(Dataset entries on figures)
● ● ● ● ● ● ●

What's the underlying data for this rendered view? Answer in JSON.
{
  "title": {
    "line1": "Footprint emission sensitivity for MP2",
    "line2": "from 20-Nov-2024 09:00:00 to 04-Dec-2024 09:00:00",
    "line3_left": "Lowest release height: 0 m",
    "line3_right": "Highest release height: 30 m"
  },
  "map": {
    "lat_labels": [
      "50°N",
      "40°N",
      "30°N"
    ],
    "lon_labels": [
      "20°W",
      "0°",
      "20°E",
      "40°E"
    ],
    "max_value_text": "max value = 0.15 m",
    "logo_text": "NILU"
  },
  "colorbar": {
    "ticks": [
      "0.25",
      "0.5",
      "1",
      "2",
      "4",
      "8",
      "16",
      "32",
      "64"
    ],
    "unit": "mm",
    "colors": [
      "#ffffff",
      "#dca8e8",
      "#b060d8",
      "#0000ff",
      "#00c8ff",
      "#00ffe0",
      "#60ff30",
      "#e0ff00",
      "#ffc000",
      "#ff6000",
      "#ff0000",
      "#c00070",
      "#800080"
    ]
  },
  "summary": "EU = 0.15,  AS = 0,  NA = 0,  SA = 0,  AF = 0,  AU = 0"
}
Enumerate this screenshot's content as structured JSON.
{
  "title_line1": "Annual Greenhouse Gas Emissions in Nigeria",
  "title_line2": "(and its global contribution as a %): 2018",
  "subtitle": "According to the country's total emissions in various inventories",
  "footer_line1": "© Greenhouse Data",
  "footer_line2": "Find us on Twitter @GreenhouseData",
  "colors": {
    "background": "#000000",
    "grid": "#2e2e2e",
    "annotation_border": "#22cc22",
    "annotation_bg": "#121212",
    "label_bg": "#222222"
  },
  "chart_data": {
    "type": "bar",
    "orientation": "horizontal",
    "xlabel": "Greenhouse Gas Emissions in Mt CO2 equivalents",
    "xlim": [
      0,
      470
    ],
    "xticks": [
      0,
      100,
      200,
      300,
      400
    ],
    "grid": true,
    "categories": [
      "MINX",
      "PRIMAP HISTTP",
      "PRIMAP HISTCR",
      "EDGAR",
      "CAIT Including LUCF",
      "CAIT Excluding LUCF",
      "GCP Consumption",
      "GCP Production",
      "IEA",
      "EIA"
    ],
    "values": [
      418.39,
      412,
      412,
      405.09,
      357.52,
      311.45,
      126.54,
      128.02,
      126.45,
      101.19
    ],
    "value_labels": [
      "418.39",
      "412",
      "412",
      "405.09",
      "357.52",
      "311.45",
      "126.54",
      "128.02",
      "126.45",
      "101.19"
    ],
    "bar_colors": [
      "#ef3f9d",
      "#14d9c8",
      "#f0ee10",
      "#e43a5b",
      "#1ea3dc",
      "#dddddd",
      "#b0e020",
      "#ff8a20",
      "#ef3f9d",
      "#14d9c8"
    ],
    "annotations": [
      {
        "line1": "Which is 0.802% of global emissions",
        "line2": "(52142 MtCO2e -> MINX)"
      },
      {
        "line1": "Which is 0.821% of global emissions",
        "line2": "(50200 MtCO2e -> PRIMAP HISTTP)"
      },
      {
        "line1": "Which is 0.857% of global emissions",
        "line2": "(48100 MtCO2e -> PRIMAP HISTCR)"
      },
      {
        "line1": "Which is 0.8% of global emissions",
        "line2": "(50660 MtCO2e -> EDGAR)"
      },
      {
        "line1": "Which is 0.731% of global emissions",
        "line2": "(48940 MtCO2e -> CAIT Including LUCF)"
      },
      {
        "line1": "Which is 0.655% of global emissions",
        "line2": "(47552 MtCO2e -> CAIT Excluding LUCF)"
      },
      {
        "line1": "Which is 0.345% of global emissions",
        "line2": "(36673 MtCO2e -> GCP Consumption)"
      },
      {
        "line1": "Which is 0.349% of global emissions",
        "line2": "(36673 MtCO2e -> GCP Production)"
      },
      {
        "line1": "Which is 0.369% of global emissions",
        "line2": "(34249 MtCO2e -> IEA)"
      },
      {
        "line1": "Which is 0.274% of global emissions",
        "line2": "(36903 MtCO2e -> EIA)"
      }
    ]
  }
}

● ● ● ● ● ● ●

▸ Goal: Copy each line of the listing that contains the string "JSON".

▸ Result of the task:
What's the underlying data for this rendered view? Answer in JSON.
Enumerate this screenshot's content as structured JSON.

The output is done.